* YOUR INSTRUCTIONS: Copy out every record below with complete accuracy.

---------- DATA RECORDS

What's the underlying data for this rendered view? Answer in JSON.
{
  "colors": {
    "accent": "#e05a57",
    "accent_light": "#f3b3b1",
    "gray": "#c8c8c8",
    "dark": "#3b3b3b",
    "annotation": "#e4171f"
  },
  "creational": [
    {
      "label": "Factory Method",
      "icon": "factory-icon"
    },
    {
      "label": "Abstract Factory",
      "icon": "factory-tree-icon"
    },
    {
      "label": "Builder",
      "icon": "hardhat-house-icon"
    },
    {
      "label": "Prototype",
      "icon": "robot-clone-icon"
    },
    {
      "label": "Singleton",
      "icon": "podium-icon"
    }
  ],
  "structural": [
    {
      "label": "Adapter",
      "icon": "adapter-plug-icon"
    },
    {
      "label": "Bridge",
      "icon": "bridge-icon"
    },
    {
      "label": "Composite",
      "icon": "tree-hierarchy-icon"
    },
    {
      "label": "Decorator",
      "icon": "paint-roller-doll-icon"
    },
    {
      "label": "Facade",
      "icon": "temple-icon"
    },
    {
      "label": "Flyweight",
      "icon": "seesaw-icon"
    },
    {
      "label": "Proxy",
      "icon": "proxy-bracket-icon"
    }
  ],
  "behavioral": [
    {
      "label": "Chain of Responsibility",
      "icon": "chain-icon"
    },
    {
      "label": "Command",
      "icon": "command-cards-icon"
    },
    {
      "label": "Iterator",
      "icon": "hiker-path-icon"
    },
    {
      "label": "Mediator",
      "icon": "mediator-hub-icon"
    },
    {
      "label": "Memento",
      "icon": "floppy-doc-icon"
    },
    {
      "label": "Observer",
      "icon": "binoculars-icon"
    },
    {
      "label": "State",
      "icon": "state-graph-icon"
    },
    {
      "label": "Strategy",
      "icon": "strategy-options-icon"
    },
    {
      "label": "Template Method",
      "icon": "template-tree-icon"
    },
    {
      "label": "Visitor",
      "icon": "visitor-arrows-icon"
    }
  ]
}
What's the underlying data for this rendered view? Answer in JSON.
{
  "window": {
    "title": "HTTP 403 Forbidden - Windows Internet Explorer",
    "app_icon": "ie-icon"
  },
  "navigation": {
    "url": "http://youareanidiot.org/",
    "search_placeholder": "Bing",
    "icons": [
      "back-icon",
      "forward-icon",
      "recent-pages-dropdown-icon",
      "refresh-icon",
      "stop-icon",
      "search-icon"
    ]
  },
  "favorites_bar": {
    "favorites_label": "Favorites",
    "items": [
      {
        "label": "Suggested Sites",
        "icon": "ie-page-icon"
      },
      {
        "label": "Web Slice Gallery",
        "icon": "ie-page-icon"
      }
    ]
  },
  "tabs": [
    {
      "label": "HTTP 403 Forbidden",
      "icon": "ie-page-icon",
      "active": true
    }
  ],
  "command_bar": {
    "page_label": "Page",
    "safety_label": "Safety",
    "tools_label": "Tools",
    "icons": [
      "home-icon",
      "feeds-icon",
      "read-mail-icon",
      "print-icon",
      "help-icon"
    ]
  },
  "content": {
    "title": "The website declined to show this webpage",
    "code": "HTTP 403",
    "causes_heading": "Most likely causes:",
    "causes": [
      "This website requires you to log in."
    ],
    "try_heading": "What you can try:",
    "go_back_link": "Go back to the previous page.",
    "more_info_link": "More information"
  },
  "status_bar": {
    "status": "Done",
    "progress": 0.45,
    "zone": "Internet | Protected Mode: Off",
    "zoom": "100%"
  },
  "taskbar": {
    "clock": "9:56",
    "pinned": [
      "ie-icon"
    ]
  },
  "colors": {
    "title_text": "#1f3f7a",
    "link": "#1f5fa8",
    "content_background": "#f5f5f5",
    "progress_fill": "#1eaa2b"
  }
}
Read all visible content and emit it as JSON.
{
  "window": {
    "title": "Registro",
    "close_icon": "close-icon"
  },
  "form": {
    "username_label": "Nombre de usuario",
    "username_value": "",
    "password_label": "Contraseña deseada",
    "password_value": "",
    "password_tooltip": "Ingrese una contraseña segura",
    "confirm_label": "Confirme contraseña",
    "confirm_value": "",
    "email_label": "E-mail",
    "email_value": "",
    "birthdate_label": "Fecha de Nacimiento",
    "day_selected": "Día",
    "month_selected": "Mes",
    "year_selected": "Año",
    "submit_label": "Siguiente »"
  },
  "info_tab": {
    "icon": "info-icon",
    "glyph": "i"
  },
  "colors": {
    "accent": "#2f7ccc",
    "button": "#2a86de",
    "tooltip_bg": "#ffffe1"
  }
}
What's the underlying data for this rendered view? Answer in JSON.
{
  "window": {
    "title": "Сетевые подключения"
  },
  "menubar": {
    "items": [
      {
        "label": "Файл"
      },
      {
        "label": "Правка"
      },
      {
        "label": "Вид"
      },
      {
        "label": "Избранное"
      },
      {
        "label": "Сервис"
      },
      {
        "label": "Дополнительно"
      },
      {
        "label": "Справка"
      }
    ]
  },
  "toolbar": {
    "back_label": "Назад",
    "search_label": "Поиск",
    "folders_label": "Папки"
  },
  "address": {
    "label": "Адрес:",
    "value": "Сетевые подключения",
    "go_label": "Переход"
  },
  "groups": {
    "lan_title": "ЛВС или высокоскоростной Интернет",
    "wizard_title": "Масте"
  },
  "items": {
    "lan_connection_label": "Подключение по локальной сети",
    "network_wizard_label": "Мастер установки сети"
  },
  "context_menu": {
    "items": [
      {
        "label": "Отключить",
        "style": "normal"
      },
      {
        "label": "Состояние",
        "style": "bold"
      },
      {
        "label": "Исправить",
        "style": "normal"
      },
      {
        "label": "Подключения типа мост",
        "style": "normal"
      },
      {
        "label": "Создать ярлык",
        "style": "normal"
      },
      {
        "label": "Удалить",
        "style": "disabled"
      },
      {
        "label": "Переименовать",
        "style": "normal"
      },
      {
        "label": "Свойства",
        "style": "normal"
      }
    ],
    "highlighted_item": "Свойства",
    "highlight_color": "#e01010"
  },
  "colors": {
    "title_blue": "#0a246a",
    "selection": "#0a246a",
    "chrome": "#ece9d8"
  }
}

--------------------

* EXERCISE RESPONSE:
What's the underlying data for this rendered view? Answer in JSON.
{
  "colors": {
    "accent": "#e05a57",
    "accent_light": "#f3b3b1",
    "gray": "#c8c8c8",
    "dark": "#3b3b3b",
    "annotation": "#e4171f"
  },
  "creational": [
    {
      "label": "Factory Method",
      "icon": "factory-icon"
    },
    {
      "label": "Abstract Factory",
      "icon": "factory-tree-icon"
    },
    {
      "label": "Builder",
      "icon": "hardhat-house-icon"
    },
    {
      "label": "Prototype",
      "icon": "robot-clone-icon"
    },
    {
      "label": "Singleton",
      "icon": "podium-icon"
    }
  ],
  "structural": [
    {
      "label": "Adapter",
      "icon": "adapter-plug-icon"
    },
    {
      "label": "Bridge",
      "icon": "bridge-icon"
    },
    {
      "label": "Composite",
      "icon": "tree-hierarchy-icon"
    },
    {
      "label": "Decorator",
      "icon": "paint-roller-doll-icon"
    },
    {
      "label": "Facade",
      "icon": "temple-icon"
    },
    {
      "label": "Flyweight",
      "icon": "seesaw-icon"
    },
    {
      "label": "Proxy",
      "icon": "proxy-bracket-icon"
    }
  ],
  "behavioral": [
    {
      "label": "Chain of Responsibility",
      "icon": "chain-icon"
    },
    {
      "label": "Command",
      "icon": "command-cards-icon"
    },
    {
      "label": "Iterator",
      "icon": "hiker-path-icon"
    },
    {
      "label": "Mediator",
      "icon": "mediator-hub-icon"
    },
    {
      "label": "Memento",
      "icon": "floppy-doc-icon"
    },
    {
      "label": "Observer",
      "icon": "binoculars-icon"
    },
    {
      "label": "State",
      "icon": "state-graph-icon"
    },
    {
      "label": "Strategy",
      "icon": "strategy-options-icon"
    },
    {
      "label": "Template Method",
      "icon": "template-tree-icon"
    },
    {
      "label": "Visitor",
      "icon": "visitor-arrows-icon"
    }
  ]
}
What's the underlying data for this rendered view? Answer in JSON.
{
  "window": {
    "title": "HTTP 403 Forbidden - Windows Internet Explorer",
    "app_icon": "ie-icon"
  },
  "navigation": {
    "url": "http://youareanidiot.org/",
    "search_placeholder": "Bing",
    "icons": [
      "back-icon",
      "forward-icon",
      "recent-pages-dropdown-icon",
      "refresh-icon",
      "stop-icon",
      "search-icon"
    ]
  },
  "favorites_bar": {
    "favorites_label": "Favorites",
    "items": [
      {
        "label": "Suggested Sites",
        "icon": "ie-page-icon"
      },
      {
        "label": "Web Slice Gallery",
        "icon": "ie-page-icon"
      }
    ]
  },
  "tabs": [
    {
      "label": "HTTP 403 Forbidden",
      "icon": "ie-page-icon",
      "active": true
    }
  ],
  "command_bar": {
    "page_label": "Page",
    "safety_label": "Safety",
    "tools_label": "Tools",
    "icons": [
      "home-icon",
      "feeds-icon",
      "read-mail-icon",
      "print-icon",
      "help-icon"
    ]
  },
  "content": {
    "title": "The website declined to show this webpage",
    "code": "HTTP 403",
    "causes_heading": "Most likely causes:",
    "causes": [
      "This website requires you to log in."
    ],
    "try_heading": "What you can try:",
    "go_back_link": "Go back to the previous page.",
    "more_info_link": "More information"
  },
  "status_bar": {
    "status": "Done",
    "progress": 0.45,
    "zone": "Internet | Protected Mode: Off",
    "zoom": "100%"
  },
  "taskbar": {
    "clock": "9:56",
    "pinned": [
      "ie-icon"
    ]
  },
  "colors": {
    "title_text": "#1f3f7a",
    "link": "#1f5fa8",
    "content_background": "#f5f5f5",
    "progress_fill": "#1eaa2b"
  }
}
Read all visible content and emit it as JSON.
{
  "window": {
    "title": "Registro",
    "close_icon": "close-icon"
  },
  "form": {
    "username_label": "Nombre de usuario",
    "username_value": "",
    "password_label": "Contraseña deseada",
    "password_value": "",
    "password_tooltip": "Ingrese una contraseña segura",
    "confirm_label": "Confirme contraseña",
    "confirm_value": "",
    "email_label": "E-mail",
    "email_value": "",
    "birthdate_label": "Fecha de Nacimiento",
    "day_selected": "Día",
    "month_selected": "Mes",
    "year_selected": "Año",
    "submit_label": "Siguiente »"
  },
  "info_tab": {
    "icon": "info-icon",
    "glyph": "i"
  },
  "colors": {
    "accent": "#2f7ccc",
    "button": "#2a86de",
    "tooltip_bg": "#ffffe1"
  }
}
What's the underlying data for this rendered view? Answer in JSON.
{
  "window": {
    "title": "Сетевые подключения"
  },
  "menubar": {
    "items": [
      {
        "label": "Файл"
      },
      {
        "label": "Правка"
      },
      {
        "label": "Вид"
      },
      {
        "label": "Избранное"
      },
      {
        "label": "Сервис"
      },
      {
        "label": "Дополнительно"
      },
      {
        "label": "Справка"
      }
    ]
  },
  "toolbar": {
    "back_label": "Назад",
    "search_label": "Поиск",
    "folders_label": "Папки"
  },
  "address": {
    "label": "Адрес:",
    "value": "Сетевые подключения",
    "go_label": "Переход"
  },
  "groups": {
    "lan_title": "ЛВС или высокоскоростной Интернет",
    "wizard_title": "Масте"
  },
  "items": {
    "lan_connection_label": "Подключение по локальной сети",
    "network_wizard_label": "Мастер установки сети"
  },
  "context_menu": {
    "items": [
      {
        "label": "Отключить",
        "style": "normal"
      },
      {
        "label": "Состояние",
        "style": "bold"
      },
      {
        "label": "Исправить",
        "style": "normal"
      },
      {
        "label": "Подключения типа мост",
        "style": "normal"
      },
      {
        "label": "Создать ярлык",
        "style": "normal"
      },
      {
        "label": "Удалить",
        "style": "disabled"
      },
      {
        "label": "Переименовать",
        "style": "normal"
      },
      {
        "label": "Свойства",
        "style": "normal"
      }
    ],
    "highlighted_item": "Свойства",
    "highlight_color": "#e01010"
  },
  "colors": {
    "title_blue": "#0a246a",
    "selection": "#0a246a",
    "chrome": "#ece9d8"
  }
}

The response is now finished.